▸ Task goal
Provide an exact copy of the data, excluding the images.

▸ Stored data
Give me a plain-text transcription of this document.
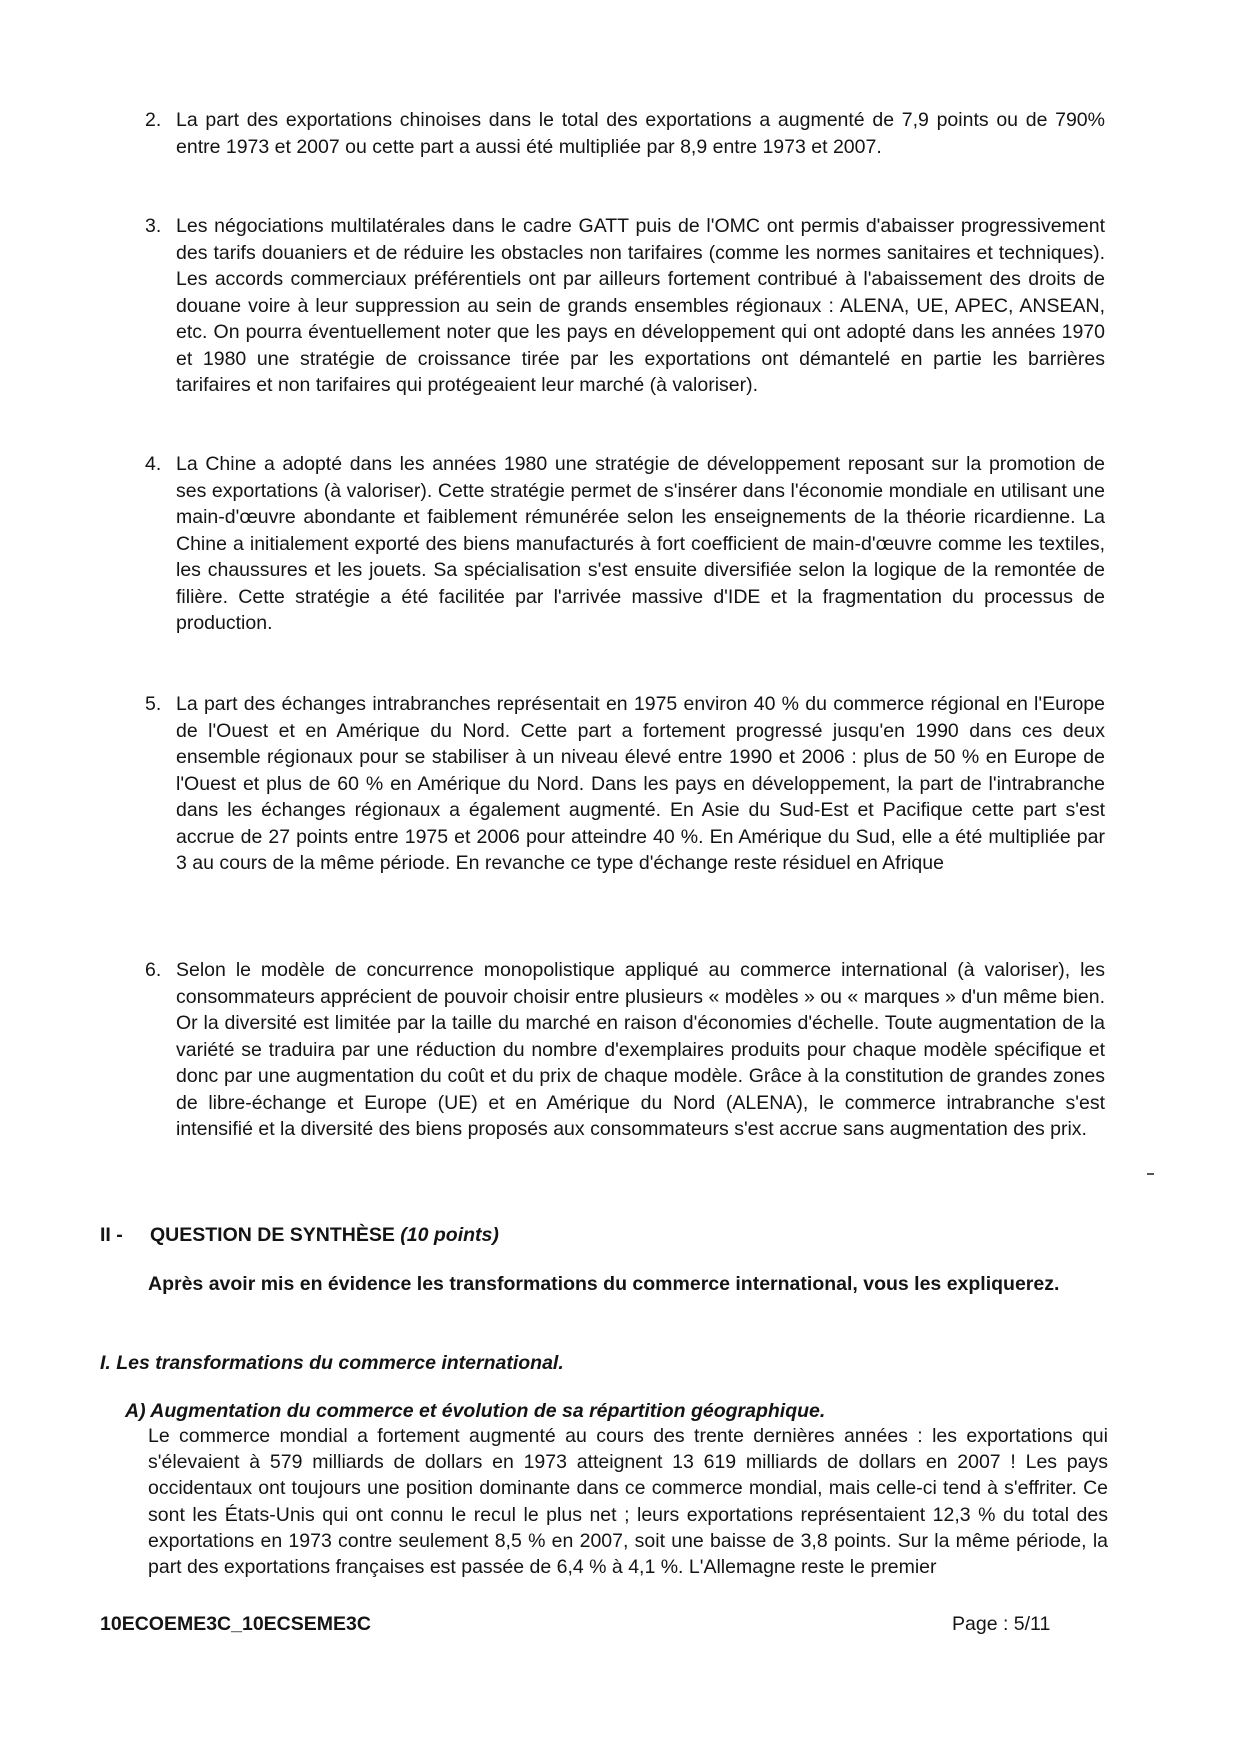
2. La part des exportations chinoises dans le total des exportations a augmenté de 7,9 points ou de 790% entre 1973 et 2007 ou cette part a aussi été multipliée par 8,9 entre 1973 et 2007.
3. Les négociations multilatérales dans le cadre GATT puis de l'OMC ont permis d'abaisser progressivement des tarifs douaniers et de réduire les obstacles non tarifaires (comme les normes sanitaires et techniques). Les accords commerciaux préférentiels ont par ailleurs fortement contribué à l'abaissement des droits de douane voire à leur suppression au sein de grands ensembles régionaux : ALENA, UE, APEC, ANSEAN, etc. On pourra éventuellement noter que les pays en développement qui ont adopté dans les années 1970 et 1980 une stratégie de croissance tirée par les exportations ont démantelé en partie les barrières tarifaires et non tarifaires qui protégeaient leur marché (à valoriser).
4. La Chine a adopté dans les années 1980 une stratégie de développement reposant sur la promotion de ses exportations (à valoriser). Cette stratégie permet de s'insérer dans l'économie mondiale en utilisant une main-d'œuvre abondante et faiblement rémunérée selon les enseignements de la théorie ricardienne. La Chine a initialement exporté des biens manufacturés à fort coefficient de main-d'œuvre comme les textiles, les chaussures et les jouets. Sa spécialisation s'est ensuite diversifiée selon la logique de la remontée de filière. Cette stratégie a été facilitée par l'arrivée massive d'IDE et la fragmentation du processus de production.
5. La part des échanges intrabranches représentait en 1975 environ 40 % du commerce régional en l'Europe de l'Ouest et en Amérique du Nord. Cette part a fortement progressé jusqu'en 1990 dans ces deux ensemble régionaux pour se stabiliser à un niveau élevé entre 1990 et 2006 : plus de 50 % en Europe de l'Ouest et plus de 60 % en Amérique du Nord. Dans les pays en développement, la part de l'intrabranche dans les échanges régionaux a également augmenté. En Asie du Sud-Est et Pacifique cette part s'est accrue de 27 points entre 1975 et 2006 pour atteindre 40 %. En Amérique du Sud, elle a été multipliée par 3 au cours de la même période. En revanche ce type d'échange reste résiduel en Afrique
6. Selon le modèle de concurrence monopolistique appliqué au commerce international (à valoriser), les consommateurs apprécient de pouvoir choisir entre plusieurs « modèles » ou « marques » d'un même bien. Or la diversité est limitée par la taille du marché en raison d'économies d'échelle. Toute augmentation de la variété se traduira par une réduction du nombre d'exemplaires produits pour chaque modèle spécifique et donc par une augmentation du coût et du prix de chaque modèle. Grâce à la constitution de grandes zones de libre-échange et Europe (UE) et en Amérique du Nord (ALENA), le commerce intrabranche s'est intensifié et la diversité des biens proposés aux consommateurs s'est accrue sans augmentation des prix.
II - QUESTION DE SYNTHÈSE (10 points)
Après avoir mis en évidence les transformations du commerce international, vous les expliquerez.
I. Les transformations du commerce international.
A) Augmentation du commerce et évolution de sa répartition géographique.
Le commerce mondial a fortement augmenté au cours des trente dernières années : les exportations qui s'élevaient à 579 milliards de dollars en 1973 atteignent 13 619 milliards de dollars en 2007 ! Les pays occidentaux ont toujours une position dominante dans ce commerce mondial, mais celle-ci tend à s'effriter. Ce sont les États-Unis qui ont connu le recul le plus net ; leurs exportations représentaient 12,3 % du total des exportations en 1973 contre seulement 8,5 % en 2007, soit une baisse de 3,8 points. Sur la même période, la part des exportations françaises est passée de 6,4 % à 4,1 %. L'Allemagne reste le premier
10ECOEME3C_10ECSEME3C	Page : 5/11
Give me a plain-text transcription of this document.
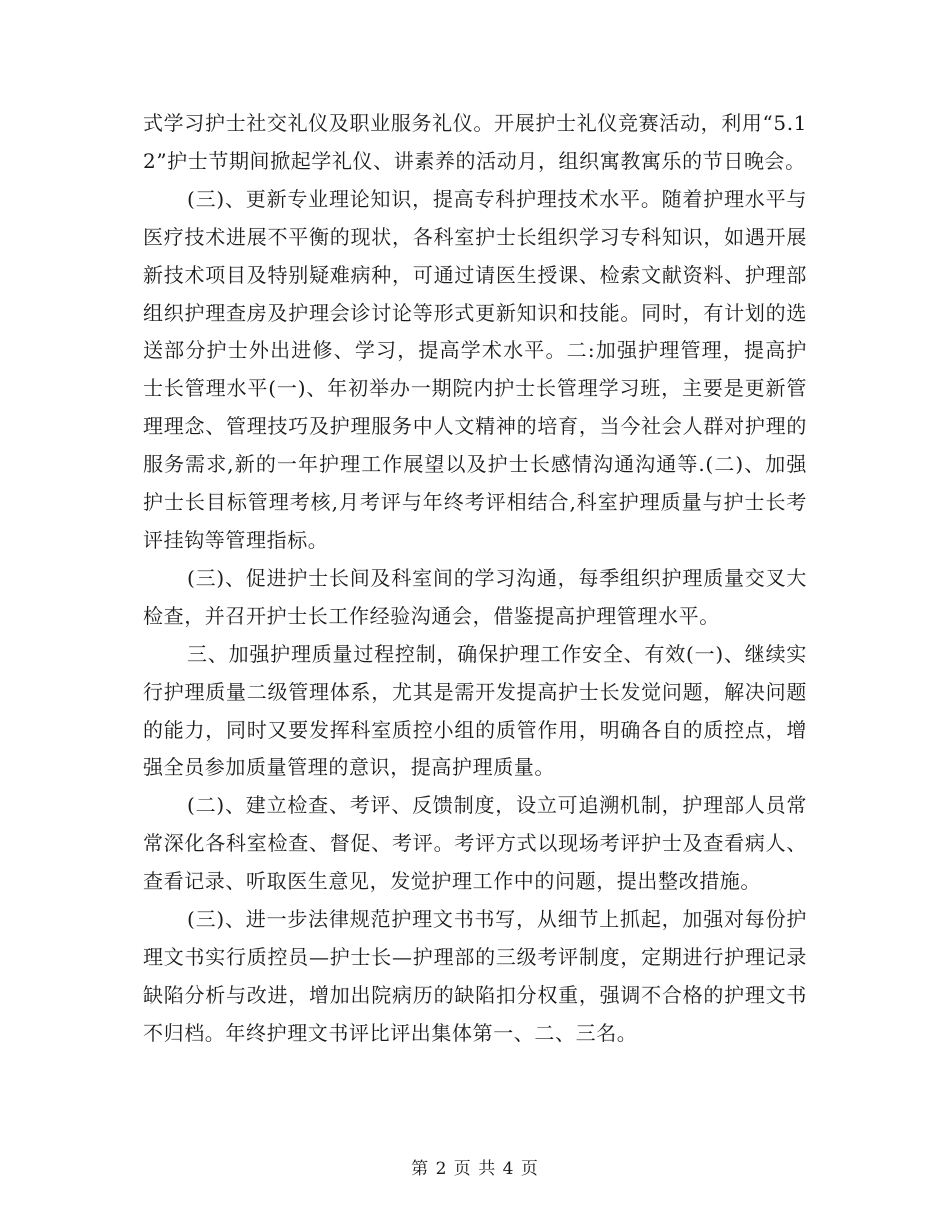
式学习护士社交礼仪及职业服务礼仪。开展护士礼仪竞赛活动，利用“5.12”护士节期间掀起学礼仪、讲素养的活动月，组织寓教寓乐的节日晚会。

(三)、更新专业理论知识，提高专科护理技术水平。随着护理水平与医疗技术进展不平衡的现状，各科室护士长组织学习专科知识，如遇开展新技术项目及特别疑难病种，可通过请医生授课、检索文献资料、护理部组织护理查房及护理会诊讨论等形式更新知识和技能。同时，有计划的选送部分护士外出进修、学习，提高学术水平。二:加强护理管理，提高护士长管理水平(一)、年初举办一期院内护士长管理学习班，主要是更新管理理念、管理技巧及护理服务中人文精神的培育，当今社会人群对护理的服务需求,新的一年护理工作展望以及护士长感情沟通沟通等.(二)、加强护士长目标管理考核,月考评与年终考评相结合,科室护理质量与护士长考评挂钩等管理指标。

(三)、促进护士长间及科室间的学习沟通，每季组织护理质量交叉大检查，并召开护士长工作经验沟通会，借鉴提高护理管理水平。

三、加强护理质量过程控制，确保护理工作安全、有效(一)、继续实行护理质量二级管理体系，尤其是需开发提高护士长发觉问题，解决问题的能力，同时又要发挥科室质控小组的质管作用，明确各自的质控点，增强全员参加质量管理的意识，提高护理质量。

(二)、建立检查、考评、反馈制度，设立可追溯机制，护理部人员常常深化各科室检查、督促、考评。考评方式以现场考评护士及查看病人、查看记录、听取医生意见，发觉护理工作中的问题，提出整改措施。

(三)、进一步法律规范护理文书书写，从细节上抓起，加强对每份护理文书实行质控员—护士长—护理部的三级考评制度，定期进行护理记录缺陷分析与改进，增加出院病历的缺陷扣分权重，强调不合格的护理文书不归档。年终护理文书评比评出集体第一、二、三名。

第 2 页 共 4 页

▸ Output below
Give me a plain-text transcription of this document.
2. La part des exportations chinoises dans le total des exportations a augmenté de 7,9 points ou de 790% entre 1973 et 2007 ou cette part a aussi été multipliée par 8,9 entre 1973 et 2007.
3. Les négociations multilatérales dans le cadre GATT puis de l'OMC ont permis d'abaisser progressivement des tarifs douaniers et de réduire les obstacles non tarifaires (comme les normes sanitaires et techniques). Les accords commerciaux préférentiels ont par ailleurs fortement contribué à l'abaissement des droits de douane voire à leur suppression au sein de grands ensembles régionaux : ALENA, UE, APEC, ANSEAN, etc. On pourra éventuellement noter que les pays en développement qui ont adopté dans les années 1970 et 1980 une stratégie de croissance tirée par les exportations ont démantelé en partie les barrières tarifaires et non tarifaires qui protégeaient leur marché (à valoriser).
4. La Chine a adopté dans les années 1980 une stratégie de développement reposant sur la promotion de ses exportations (à valoriser). Cette stratégie permet de s'insérer dans l'économie mondiale en utilisant une main-d'œuvre abondante et faiblement rémunérée selon les enseignements de la théorie ricardienne. La Chine a initialement exporté des biens manufacturés à fort coefficient de main-d'œuvre comme les textiles, les chaussures et les jouets. Sa spécialisation s'est ensuite diversifiée selon la logique de la remontée de filière. Cette stratégie a été facilitée par l'arrivée massive d'IDE et la fragmentation du processus de production.
5. La part des échanges intrabranches représentait en 1975 environ 40 % du commerce régional en l'Europe de l'Ouest et en Amérique du Nord. Cette part a fortement progressé jusqu'en 1990 dans ces deux ensemble régionaux pour se stabiliser à un niveau élevé entre 1990 et 2006 : plus de 50 % en Europe de l'Ouest et plus de 60 % en Amérique du Nord. Dans les pays en développement, la part de l'intrabranche dans les échanges régionaux a également augmenté. En Asie du Sud-Est et Pacifique cette part s'est accrue de 27 points entre 1975 et 2006 pour atteindre 40 %. En Amérique du Sud, elle a été multipliée par 3 au cours de la même période. En revanche ce type d'échange reste résiduel en Afrique
6. Selon le modèle de concurrence monopolistique appliqué au commerce international (à valoriser), les consommateurs apprécient de pouvoir choisir entre plusieurs « modèles » ou « marques » d'un même bien. Or la diversité est limitée par la taille du marché en raison d'économies d'échelle. Toute augmentation de la variété se traduira par une réduction du nombre d'exemplaires produits pour chaque modèle spécifique et donc par une augmentation du coût et du prix de chaque modèle. Grâce à la constitution de grandes zones de libre-échange et Europe (UE) et en Amérique du Nord (ALENA), le commerce intrabranche s'est intensifié et la diversité des biens proposés aux consommateurs s'est accrue sans augmentation des prix.
II - QUESTION DE SYNTHÈSE (10 points)
Après avoir mis en évidence les transformations du commerce international, vous les expliquerez.
I. Les transformations du commerce international.
A) Augmentation du commerce et évolution de sa répartition géographique.
Le commerce mondial a fortement augmenté au cours des trente dernières années : les exportations qui s'élevaient à 579 milliards de dollars en 1973 atteignent 13 619 milliards de dollars en 2007 ! Les pays occidentaux ont toujours une position dominante dans ce commerce mondial, mais celle-ci tend à s'effriter. Ce sont les États-Unis qui ont connu le recul le plus net ; leurs exportations représentaient 12,3 % du total des exportations en 1973 contre seulement 8,5 % en 2007, soit une baisse de 3,8 points. Sur la même période, la part des exportations françaises est passée de 6,4 % à 4,1 %. L'Allemagne reste le premier
10ECOEME3C_10ECSEME3C	Page : 5/11
Give me a plain-text transcription of this document.
式学习护士社交礼仪及职业服务礼仪。开展护士礼仪竞赛活动，利用“5.12”护士节期间掀起学礼仪、讲素养的活动月，组织寓教寓乐的节日晚会。

(三)、更新专业理论知识，提高专科护理技术水平。随着护理水平与医疗技术进展不平衡的现状，各科室护士长组织学习专科知识，如遇开展新技术项目及特别疑难病种，可通过请医生授课、检索文献资料、护理部组织护理查房及护理会诊讨论等形式更新知识和技能。同时，有计划的选送部分护士外出进修、学习，提高学术水平。二:加强护理管理，提高护士长管理水平(一)、年初举办一期院内护士长管理学习班，主要是更新管理理念、管理技巧及护理服务中人文精神的培育，当今社会人群对护理的服务需求,新的一年护理工作展望以及护士长感情沟通沟通等.(二)、加强护士长目标管理考核,月考评与年终考评相结合,科室护理质量与护士长考评挂钩等管理指标。

(三)、促进护士长间及科室间的学习沟通，每季组织护理质量交叉大检查，并召开护士长工作经验沟通会，借鉴提高护理管理水平。

三、加强护理质量过程控制，确保护理工作安全、有效(一)、继续实行护理质量二级管理体系，尤其是需开发提高护士长发觉问题，解决问题的能力，同时又要发挥科室质控小组的质管作用，明确各自的质控点，增强全员参加质量管理的意识，提高护理质量。

(二)、建立检查、考评、反馈制度，设立可追溯机制，护理部人员常常深化各科室检查、督促、考评。考评方式以现场考评护士及查看病人、查看记录、听取医生意见，发觉护理工作中的问题，提出整改措施。

(三)、进一步法律规范护理文书书写，从细节上抓起，加强对每份护理文书实行质控员—护士长—护理部的三级考评制度，定期进行护理记录缺陷分析与改进，增加出院病历的缺陷扣分权重，强调不合格的护理文书不归档。年终护理文书评比评出集体第一、二、三名。

第 2 页 共 4 页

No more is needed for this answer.